-- BEGIN Document section --
# Bee hive?



## ThePigeonKid (Mar 19, 2011)

Are these good hives?

http://www.brushymountainbeefarm.com/8-Frames-Unassembled-Standard-Hive/productinfo/8272/

http://www.brushymountainbeefarm.com/8-Frame-Unassembled-Hive/productinfo/8271/


----------



## jeremynj (Jun 29, 2011)

I suggest building your own hives if this is just going to be a hobby. My dad has a lot of wood working equipment and know how so I printed plans and he helped me do the difficult things like dado'ing the corners. I use a lot of scrap wood to make some parts so it takes more time/effort but it is fun.

This is only my first year but the more I learn about bees on a hobby level, the more it seems like you can make a beehive out of anything.


----------



## tom j (Apr 3, 2009)

Some do not own the power saw and tools to build them , or know how to make things from wood , some are allergic to wood ,or do not have a place to work with it .. and most would rather buy then mess around trying to build ..
the only place I have gotten hives from is mann lake ,,


----------



## Sunmo (Dec 29, 2004)

I think these hives are fine to start with. Before you invest a lot of money on equipment, I'd join a local Bee Keepers Club. There may be someone that has equipment to sell or will help you make your own. Most beekeepers have 10 frame hives. 8 frame hives are lighter, but are also less popular. Join a bee club and listen to the old guys talk about their experience, before you invest a lot of time and money. 

Just remember: If you put two beekeepers in a room and ask them 1 question, you'll get at least three answers.
-- END Document section --
-- BEGIN Information given --
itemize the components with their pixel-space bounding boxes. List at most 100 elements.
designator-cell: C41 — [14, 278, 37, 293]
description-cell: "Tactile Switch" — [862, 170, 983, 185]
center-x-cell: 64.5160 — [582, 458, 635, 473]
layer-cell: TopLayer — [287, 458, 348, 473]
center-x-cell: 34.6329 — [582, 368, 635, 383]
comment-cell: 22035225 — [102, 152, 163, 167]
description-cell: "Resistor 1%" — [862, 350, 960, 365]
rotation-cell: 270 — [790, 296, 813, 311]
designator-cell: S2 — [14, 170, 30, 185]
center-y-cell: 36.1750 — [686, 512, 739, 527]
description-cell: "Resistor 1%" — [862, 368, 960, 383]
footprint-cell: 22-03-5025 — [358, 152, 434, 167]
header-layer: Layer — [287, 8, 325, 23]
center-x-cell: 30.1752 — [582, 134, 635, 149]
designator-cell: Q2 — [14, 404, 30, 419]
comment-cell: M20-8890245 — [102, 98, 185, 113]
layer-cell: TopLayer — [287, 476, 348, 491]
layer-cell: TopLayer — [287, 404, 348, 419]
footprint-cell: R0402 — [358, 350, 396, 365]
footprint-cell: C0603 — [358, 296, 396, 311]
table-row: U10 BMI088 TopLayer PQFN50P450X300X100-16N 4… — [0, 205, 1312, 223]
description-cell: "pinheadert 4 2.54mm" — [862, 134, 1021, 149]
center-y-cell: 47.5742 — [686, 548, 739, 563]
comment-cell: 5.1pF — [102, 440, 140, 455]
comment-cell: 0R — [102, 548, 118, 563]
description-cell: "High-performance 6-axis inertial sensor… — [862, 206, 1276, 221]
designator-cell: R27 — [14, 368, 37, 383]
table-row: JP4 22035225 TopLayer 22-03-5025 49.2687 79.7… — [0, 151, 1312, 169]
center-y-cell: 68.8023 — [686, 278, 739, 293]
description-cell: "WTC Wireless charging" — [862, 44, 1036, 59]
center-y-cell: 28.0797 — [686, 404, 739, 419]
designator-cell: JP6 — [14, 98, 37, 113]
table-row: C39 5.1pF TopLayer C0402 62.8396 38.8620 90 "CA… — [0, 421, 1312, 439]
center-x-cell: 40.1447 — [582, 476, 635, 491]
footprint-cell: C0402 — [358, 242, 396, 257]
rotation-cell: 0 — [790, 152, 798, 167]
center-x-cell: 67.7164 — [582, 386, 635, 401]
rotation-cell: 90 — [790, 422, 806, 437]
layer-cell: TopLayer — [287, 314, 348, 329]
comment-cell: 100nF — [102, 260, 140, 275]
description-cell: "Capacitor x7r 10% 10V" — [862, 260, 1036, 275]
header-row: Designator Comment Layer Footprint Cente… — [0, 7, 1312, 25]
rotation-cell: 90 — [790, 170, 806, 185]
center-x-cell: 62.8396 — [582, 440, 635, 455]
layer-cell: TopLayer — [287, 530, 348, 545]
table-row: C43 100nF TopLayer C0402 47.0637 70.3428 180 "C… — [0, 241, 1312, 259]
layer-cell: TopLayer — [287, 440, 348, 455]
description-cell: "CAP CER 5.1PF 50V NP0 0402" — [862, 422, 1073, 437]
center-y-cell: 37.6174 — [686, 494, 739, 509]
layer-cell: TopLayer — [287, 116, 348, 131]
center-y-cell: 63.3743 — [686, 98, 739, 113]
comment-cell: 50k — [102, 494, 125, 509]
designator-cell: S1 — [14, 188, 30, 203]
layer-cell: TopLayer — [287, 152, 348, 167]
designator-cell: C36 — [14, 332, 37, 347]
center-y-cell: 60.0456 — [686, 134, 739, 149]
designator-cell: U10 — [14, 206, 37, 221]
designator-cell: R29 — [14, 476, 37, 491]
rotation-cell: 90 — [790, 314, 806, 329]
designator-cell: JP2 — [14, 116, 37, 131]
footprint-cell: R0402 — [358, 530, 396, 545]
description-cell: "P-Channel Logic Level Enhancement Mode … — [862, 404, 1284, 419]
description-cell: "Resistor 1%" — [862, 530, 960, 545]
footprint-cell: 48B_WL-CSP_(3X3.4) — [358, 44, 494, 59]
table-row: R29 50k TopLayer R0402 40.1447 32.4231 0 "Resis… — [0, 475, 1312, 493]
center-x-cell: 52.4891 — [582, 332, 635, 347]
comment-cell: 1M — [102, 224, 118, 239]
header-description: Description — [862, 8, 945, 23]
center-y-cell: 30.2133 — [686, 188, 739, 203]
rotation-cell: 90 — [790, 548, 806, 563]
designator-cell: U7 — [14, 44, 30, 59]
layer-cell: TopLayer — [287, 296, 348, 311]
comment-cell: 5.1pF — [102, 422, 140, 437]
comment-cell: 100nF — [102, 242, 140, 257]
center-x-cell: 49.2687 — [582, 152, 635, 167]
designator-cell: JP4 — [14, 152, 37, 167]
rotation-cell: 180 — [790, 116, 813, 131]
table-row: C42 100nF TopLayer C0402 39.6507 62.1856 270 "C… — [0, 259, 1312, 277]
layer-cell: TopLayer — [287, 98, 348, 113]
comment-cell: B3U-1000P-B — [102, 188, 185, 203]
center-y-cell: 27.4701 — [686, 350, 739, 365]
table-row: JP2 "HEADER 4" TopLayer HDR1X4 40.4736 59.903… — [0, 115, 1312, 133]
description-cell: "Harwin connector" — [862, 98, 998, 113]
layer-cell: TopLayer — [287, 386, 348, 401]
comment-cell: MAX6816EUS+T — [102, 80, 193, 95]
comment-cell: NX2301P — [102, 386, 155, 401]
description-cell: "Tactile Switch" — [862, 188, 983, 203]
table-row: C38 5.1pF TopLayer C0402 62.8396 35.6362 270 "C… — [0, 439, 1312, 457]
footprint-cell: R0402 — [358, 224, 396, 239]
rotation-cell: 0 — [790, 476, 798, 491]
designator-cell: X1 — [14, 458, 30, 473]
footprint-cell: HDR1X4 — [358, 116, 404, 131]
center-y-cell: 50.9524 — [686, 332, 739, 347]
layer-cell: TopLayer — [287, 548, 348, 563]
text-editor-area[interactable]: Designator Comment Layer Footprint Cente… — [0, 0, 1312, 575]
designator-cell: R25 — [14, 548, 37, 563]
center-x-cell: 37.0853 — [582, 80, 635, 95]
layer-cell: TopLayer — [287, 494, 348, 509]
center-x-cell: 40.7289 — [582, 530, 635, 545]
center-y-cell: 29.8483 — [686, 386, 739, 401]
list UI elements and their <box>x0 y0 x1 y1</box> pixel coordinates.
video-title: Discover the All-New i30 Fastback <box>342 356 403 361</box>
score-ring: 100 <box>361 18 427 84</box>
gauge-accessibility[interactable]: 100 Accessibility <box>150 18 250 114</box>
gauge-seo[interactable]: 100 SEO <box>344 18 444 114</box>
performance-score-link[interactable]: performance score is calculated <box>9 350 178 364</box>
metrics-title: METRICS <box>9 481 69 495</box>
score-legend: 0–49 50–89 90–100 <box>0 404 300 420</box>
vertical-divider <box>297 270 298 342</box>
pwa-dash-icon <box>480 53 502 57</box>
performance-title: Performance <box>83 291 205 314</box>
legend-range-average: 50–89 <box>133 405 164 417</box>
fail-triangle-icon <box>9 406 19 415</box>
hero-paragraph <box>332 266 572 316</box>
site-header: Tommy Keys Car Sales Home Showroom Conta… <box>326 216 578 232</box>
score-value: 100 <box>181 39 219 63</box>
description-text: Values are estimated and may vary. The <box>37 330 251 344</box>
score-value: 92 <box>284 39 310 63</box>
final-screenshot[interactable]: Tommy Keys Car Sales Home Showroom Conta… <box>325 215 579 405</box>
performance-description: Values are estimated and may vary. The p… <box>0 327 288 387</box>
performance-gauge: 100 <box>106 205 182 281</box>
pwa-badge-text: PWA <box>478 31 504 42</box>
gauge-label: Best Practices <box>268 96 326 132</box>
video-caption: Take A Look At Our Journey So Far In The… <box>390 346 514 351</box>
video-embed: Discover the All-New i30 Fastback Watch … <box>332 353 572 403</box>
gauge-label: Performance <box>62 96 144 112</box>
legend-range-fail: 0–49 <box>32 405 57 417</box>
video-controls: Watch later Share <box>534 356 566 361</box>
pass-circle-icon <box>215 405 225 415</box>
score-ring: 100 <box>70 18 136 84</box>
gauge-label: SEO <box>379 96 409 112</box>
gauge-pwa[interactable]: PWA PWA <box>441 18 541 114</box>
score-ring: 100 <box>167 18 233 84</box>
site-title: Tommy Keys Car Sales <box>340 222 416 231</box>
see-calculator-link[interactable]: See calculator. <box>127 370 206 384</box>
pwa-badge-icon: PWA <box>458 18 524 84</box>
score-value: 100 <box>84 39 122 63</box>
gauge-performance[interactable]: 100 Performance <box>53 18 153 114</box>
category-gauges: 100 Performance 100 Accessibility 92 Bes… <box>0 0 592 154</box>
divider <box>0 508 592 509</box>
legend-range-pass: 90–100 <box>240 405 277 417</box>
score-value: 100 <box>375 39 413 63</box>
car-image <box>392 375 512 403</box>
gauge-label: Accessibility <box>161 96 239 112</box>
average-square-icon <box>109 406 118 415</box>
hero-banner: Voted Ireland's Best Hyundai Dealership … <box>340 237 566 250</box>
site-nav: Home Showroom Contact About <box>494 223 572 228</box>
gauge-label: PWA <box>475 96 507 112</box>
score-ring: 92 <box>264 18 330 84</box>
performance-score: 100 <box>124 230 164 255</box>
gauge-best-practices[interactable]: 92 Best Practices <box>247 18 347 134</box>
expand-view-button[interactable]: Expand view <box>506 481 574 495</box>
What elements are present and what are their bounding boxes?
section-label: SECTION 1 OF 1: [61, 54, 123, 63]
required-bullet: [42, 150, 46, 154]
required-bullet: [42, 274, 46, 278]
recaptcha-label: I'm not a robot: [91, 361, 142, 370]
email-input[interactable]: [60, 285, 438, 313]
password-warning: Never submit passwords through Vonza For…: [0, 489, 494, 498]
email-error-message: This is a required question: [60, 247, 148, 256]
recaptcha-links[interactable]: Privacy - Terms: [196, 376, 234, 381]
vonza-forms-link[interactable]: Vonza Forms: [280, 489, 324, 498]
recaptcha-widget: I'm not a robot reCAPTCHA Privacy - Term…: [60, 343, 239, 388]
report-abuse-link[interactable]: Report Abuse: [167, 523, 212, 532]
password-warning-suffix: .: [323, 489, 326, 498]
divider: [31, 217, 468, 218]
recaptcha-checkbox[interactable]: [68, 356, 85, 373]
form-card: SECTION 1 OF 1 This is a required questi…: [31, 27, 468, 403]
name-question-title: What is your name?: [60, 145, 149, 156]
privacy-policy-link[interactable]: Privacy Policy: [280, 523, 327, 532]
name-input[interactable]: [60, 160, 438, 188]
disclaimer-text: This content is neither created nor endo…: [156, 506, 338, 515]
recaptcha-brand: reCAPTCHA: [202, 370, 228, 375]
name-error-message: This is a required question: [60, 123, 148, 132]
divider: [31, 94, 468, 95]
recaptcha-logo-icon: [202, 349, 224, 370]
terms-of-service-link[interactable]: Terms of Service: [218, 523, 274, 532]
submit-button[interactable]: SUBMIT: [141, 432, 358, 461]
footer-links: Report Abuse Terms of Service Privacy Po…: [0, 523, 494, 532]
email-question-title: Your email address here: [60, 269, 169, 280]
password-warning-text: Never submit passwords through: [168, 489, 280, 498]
-- END Information given --
Direction A → In the bee hive forum thread, how many frames does Sunmo say most beekeepers' hives have?
Direction B → Pick up the bee hive forum thread after its last sentence and write the next part.

Written answer A → Most beekeepers have 10-frame hives.

Written answer B →
----------



## BjornBee (Jan 17, 2011)

Or........ DON"T listen to the old gys at the club.  Many times, clubs with the more vocal and older beekeepers in charge, just sell you on the standard chemical treatment ideology, what they have done for the last 30 years, and what they know. Which is very limited in alternative beekeeping (TBH, Warre, natural beekeeping, SBB, and anything beyond knowledge of getting packages, and dumping in standard treatments.)

I'd stick to asking folks on various bee forums, and other online sources. While they have their faults, I also know that going to many associations and taking the advice of the "old beekeeper" may not be the best approach either.


----------



## BjornBee (Jan 17, 2011)

And yes...Brushy Mountain has some very good quality equipment if are buying and not building your own.

And I would consider 8 frame equipment.


----------



## alleyyooper (Apr 22, 2005)

Yes Bushy mountian hive bodies are good. but so are *Mannlake,com *as well as *w.t.kelleys.com *stuff.
Buy what you wish rather than what a few try to tell you you should get. I have tried the 8 frame hives and they are now 8 frame nucs as I found that the weight difference for me didn't make a big deal because I normall do not move deep hives full of honey and bees, they are for the most part perment fixtures. When ever I do need to move full 10 frame deeps I employe the wife and a hive carrier. So simple and weight isn't a factor.
I tried the 3 medium boxes too. What a royal pain in the KISTER I found them to be when inspecting a hive and wanting to see the queen. 30 frames to move out of the boxes and finding a place to put them while looking for that queen.


 Al


----------



## tom j (Apr 3, 2009)

when you employe the wife ,, how much do you pay her ??? and if you used 3 8 frame boxes you would only have 24 frames to move and find a place for when looking for the queen . but I think I will stick with my 10 frame deeps ,, they have worked for me for 5 years ,, hate changing things in mid stream ..


----------



## alleyyooper (Apr 22, 2005)

She gets paid the same amount as when she is just being the boss, president of the company, treasurer, record keeper. Being the grunt I only get the scraps left over.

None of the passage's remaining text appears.